- [Description of the task]: How many lines of the material below contain the string "banner"? Answer with the number and nothing else.

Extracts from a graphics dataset
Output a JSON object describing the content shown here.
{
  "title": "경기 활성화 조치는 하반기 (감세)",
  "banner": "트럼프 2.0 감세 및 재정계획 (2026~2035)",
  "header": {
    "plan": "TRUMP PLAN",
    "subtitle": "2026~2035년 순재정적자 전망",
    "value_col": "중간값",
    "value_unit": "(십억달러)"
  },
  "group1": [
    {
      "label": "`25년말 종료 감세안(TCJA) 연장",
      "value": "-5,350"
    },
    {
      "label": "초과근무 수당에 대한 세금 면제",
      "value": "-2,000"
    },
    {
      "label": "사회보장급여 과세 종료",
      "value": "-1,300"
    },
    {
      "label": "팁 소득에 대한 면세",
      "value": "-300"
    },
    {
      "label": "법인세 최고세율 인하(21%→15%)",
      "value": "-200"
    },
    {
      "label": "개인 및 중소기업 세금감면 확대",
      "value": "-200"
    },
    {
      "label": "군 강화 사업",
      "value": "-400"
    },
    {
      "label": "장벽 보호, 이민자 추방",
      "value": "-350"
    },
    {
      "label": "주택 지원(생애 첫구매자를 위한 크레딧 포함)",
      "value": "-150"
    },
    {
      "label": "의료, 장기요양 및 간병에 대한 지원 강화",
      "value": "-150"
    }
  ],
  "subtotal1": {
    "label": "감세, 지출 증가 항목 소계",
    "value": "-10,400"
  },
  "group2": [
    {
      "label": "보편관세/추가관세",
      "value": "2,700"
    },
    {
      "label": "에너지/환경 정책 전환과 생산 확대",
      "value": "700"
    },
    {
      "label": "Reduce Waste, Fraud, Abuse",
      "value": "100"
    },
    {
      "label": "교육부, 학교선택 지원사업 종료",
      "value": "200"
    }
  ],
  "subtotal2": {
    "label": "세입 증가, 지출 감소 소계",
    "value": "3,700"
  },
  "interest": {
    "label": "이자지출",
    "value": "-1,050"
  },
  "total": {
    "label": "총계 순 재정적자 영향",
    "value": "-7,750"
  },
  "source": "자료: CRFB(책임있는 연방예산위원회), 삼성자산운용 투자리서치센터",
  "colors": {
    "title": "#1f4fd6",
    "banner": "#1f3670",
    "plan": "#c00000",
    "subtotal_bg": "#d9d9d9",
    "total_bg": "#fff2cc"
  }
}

- [Task output]: 2